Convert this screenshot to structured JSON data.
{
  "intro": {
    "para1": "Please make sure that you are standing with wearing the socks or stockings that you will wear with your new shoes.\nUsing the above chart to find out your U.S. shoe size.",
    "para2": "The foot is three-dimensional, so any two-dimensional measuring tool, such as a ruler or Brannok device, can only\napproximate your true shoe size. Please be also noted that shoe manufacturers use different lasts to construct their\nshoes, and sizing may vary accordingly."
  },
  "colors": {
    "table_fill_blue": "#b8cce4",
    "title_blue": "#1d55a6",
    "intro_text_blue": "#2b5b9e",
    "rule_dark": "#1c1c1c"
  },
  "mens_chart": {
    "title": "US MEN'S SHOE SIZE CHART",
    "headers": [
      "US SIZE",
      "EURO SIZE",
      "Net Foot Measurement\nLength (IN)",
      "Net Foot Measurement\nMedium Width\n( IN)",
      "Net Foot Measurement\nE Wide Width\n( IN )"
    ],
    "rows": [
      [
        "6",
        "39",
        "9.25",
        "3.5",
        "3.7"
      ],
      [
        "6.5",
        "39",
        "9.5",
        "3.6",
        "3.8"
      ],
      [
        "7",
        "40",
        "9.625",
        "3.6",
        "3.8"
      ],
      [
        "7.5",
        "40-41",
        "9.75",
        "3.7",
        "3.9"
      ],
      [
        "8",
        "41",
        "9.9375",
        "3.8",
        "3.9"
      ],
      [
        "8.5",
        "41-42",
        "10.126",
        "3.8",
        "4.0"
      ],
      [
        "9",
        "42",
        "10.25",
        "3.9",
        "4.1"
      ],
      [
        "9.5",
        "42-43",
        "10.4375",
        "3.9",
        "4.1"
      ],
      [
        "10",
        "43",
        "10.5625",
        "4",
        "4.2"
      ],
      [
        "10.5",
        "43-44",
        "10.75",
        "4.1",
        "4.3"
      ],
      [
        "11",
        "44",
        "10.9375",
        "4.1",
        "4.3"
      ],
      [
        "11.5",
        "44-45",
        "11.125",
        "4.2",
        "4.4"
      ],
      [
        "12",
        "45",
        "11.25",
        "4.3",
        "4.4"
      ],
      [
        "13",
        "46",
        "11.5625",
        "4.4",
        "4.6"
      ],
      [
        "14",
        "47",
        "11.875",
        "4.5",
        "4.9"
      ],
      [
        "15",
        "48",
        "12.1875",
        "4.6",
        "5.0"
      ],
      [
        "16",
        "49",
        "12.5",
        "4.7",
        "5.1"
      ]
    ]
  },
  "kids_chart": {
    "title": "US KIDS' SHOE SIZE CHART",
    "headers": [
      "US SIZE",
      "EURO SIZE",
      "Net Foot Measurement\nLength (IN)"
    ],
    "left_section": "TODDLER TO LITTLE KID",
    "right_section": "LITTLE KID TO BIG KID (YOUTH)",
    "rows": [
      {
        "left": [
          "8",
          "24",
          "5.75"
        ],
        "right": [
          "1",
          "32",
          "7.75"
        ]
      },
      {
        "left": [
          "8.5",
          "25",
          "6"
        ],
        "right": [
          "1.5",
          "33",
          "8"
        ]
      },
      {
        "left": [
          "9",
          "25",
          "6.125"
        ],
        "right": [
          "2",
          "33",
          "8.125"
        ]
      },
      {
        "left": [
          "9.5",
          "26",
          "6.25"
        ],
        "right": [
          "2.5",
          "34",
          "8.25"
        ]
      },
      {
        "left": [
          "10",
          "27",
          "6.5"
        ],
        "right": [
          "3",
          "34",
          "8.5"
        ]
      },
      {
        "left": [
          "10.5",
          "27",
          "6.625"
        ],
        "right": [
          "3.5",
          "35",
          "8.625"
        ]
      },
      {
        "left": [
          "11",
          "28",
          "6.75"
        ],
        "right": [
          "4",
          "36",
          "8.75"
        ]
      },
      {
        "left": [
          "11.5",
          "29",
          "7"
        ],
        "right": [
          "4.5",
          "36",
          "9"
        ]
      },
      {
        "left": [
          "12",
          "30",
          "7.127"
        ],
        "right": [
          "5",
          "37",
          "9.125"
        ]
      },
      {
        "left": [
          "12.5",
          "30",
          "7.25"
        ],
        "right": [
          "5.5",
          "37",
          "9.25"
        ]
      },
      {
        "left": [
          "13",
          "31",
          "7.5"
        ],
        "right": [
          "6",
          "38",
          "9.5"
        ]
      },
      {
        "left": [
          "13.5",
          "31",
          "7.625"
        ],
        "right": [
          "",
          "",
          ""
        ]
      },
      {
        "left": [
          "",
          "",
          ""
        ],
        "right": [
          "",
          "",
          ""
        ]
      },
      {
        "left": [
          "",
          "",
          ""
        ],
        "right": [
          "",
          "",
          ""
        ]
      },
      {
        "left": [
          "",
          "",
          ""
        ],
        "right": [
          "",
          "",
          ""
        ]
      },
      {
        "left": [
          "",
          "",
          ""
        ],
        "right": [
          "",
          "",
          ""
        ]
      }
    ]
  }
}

....

§ **STATED GOAL**
Copy out every line from the data above that has "your" in it.

§ **SOLUTION**
    "para1": "Please make sure that you are standing with wearing the socks or stockings that you will wear with your new shoes.\nUsing the above chart to find out your U.S. shoe size.",
    "para2": "The foot is three-dimensional, so any two-dimensional measuring tool, such as a ruler or Brannok device, can only\napproximate your true shoe size. Please be also noted that shoe manufacturers use different lasts to construct their\nshoes, and sizing may vary accordingly."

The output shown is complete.